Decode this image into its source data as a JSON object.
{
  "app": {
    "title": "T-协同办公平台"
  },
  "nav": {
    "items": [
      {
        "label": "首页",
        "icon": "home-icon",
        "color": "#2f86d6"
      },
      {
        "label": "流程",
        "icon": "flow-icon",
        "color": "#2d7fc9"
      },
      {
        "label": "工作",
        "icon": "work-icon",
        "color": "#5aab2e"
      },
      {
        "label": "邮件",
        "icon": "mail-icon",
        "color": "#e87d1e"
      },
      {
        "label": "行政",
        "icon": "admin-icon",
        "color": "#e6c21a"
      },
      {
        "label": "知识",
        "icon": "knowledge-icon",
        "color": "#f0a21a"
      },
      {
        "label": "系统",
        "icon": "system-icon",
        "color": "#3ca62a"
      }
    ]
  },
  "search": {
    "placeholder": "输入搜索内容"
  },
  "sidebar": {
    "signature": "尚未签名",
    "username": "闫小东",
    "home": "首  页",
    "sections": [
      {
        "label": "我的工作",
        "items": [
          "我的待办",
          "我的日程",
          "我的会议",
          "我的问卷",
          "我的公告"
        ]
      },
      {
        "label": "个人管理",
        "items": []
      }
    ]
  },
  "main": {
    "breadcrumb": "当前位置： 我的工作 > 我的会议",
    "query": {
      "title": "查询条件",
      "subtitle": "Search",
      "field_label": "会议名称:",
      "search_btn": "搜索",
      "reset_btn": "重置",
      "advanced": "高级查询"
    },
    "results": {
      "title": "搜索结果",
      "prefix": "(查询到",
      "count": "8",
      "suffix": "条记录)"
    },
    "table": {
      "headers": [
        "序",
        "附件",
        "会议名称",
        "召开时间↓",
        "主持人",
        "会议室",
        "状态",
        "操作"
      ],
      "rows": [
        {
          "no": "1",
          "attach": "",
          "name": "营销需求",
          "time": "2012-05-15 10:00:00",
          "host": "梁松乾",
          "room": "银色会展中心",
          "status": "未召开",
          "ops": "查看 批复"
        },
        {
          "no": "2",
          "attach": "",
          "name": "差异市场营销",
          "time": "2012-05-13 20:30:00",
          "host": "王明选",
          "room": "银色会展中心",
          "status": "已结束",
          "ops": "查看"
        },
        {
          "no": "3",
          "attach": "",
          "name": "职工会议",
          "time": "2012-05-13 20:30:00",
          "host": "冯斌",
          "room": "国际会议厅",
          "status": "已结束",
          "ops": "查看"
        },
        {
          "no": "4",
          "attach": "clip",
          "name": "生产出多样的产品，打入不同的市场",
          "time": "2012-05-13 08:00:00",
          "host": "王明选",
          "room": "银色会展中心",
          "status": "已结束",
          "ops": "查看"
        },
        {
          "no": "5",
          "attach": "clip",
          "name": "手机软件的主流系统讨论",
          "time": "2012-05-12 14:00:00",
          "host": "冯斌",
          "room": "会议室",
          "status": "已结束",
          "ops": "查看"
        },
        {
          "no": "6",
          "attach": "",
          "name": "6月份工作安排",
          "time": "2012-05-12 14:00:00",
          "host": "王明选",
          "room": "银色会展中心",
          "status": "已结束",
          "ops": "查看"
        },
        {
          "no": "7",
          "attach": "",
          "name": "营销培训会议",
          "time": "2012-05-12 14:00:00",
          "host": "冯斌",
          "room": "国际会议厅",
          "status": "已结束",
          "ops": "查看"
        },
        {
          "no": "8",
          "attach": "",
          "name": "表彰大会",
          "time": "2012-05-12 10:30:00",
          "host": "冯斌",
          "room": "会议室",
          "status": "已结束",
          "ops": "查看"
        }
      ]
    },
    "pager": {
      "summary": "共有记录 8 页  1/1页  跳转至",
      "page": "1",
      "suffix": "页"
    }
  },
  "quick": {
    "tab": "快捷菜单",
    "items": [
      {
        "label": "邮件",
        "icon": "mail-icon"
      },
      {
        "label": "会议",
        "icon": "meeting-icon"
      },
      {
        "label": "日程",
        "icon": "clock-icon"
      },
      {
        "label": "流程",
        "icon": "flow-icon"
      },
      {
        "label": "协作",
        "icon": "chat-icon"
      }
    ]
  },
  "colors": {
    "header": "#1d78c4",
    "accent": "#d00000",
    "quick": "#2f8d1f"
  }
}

— Your instructions —
Return each entry from above without altering a single character.

— The reply —
Decode this image into its source data as a JSON object.
{
  "app": {
    "title": "T-协同办公平台"
  },
  "nav": {
    "items": [
      {
        "label": "首页",
        "icon": "home-icon",
        "color": "#2f86d6"
      },
      {
        "label": "流程",
        "icon": "flow-icon",
        "color": "#2d7fc9"
      },
      {
        "label": "工作",
        "icon": "work-icon",
        "color": "#5aab2e"
      },
      {
        "label": "邮件",
        "icon": "mail-icon",
        "color": "#e87d1e"
      },
      {
        "label": "行政",
        "icon": "admin-icon",
        "color": "#e6c21a"
      },
      {
        "label": "知识",
        "icon": "knowledge-icon",
        "color": "#f0a21a"
      },
      {
        "label": "系统",
        "icon": "system-icon",
        "color": "#3ca62a"
      }
    ]
  },
  "search": {
    "placeholder": "输入搜索内容"
  },
  "sidebar": {
    "signature": "尚未签名",
    "username": "闫小东",
    "home": "首  页",
    "sections": [
      {
        "label": "我的工作",
        "items": [
          "我的待办",
          "我的日程",
          "我的会议",
          "我的问卷",
          "我的公告"
        ]
      },
      {
        "label": "个人管理",
        "items": []
      }
    ]
  },
  "main": {
    "breadcrumb": "当前位置： 我的工作 > 我的会议",
    "query": {
      "title": "查询条件",
      "subtitle": "Search",
      "field_label": "会议名称:",
      "search_btn": "搜索",
      "reset_btn": "重置",
      "advanced": "高级查询"
    },
    "results": {
      "title": "搜索结果",
      "prefix": "(查询到",
      "count": "8",
      "suffix": "条记录)"
    },
    "table": {
      "headers": [
        "序",
        "附件",
        "会议名称",
        "召开时间↓",
        "主持人",
        "会议室",
        "状态",
        "操作"
      ],
      "rows": [
        {
          "no": "1",
          "attach": "",
          "name": "营销需求",
          "time": "2012-05-15 10:00:00",
          "host": "梁松乾",
          "room": "银色会展中心",
          "status": "未召开",
          "ops": "查看 批复"
        },
        {
          "no": "2",
          "attach": "",
          "name": "差异市场营销",
          "time": "2012-05-13 20:30:00",
          "host": "王明选",
          "room": "银色会展中心",
          "status": "已结束",
          "ops": "查看"
        },
        {
          "no": "3",
          "attach": "",
          "name": "职工会议",
          "time": "2012-05-13 20:30:00",
          "host": "冯斌",
          "room": "国际会议厅",
          "status": "已结束",
          "ops": "查看"
        },
        {
          "no": "4",
          "attach": "clip",
          "name": "生产出多样的产品，打入不同的市场",
          "time": "2012-05-13 08:00:00",
          "host": "王明选",
          "room": "银色会展中心",
          "status": "已结束",
          "ops": "查看"
        },
        {
          "no": "5",
          "attach": "clip",
          "name": "手机软件的主流系统讨论",
          "time": "2012-05-12 14:00:00",
          "host": "冯斌",
          "room": "会议室",
          "status": "已结束",
          "ops": "查看"
        },
        {
          "no": "6",
          "attach": "",
          "name": "6月份工作安排",
          "time": "2012-05-12 14:00:00",
          "host": "王明选",
          "room": "银色会展中心",
          "status": "已结束",
          "ops": "查看"
        },
        {
          "no": "7",
          "attach": "",
          "name": "营销培训会议",
          "time": "2012-05-12 14:00:00",
          "host": "冯斌",
          "room": "国际会议厅",
          "status": "已结束",
          "ops": "查看"
        },
        {
          "no": "8",
          "attach": "",
          "name": "表彰大会",
          "time": "2012-05-12 10:30:00",
          "host": "冯斌",
          "room": "会议室",
          "status": "已结束",
          "ops": "查看"
        }
      ]
    },
    "pager": {
      "summary": "共有记录 8 页  1/1页  跳转至",
      "page": "1",
      "suffix": "页"
    }
  },
  "quick": {
    "tab": "快捷菜单",
    "items": [
      {
        "label": "邮件",
        "icon": "mail-icon"
      },
      {
        "label": "会议",
        "icon": "meeting-icon"
      },
      {
        "label": "日程",
        "icon": "clock-icon"
      },
      {
        "label": "流程",
        "icon": "flow-icon"
      },
      {
        "label": "协作",
        "icon": "chat-icon"
      }
    ]
  },
  "colors": {
    "header": "#1d78c4",
    "accent": "#d00000",
    "quick": "#2f8d1f"
  }
}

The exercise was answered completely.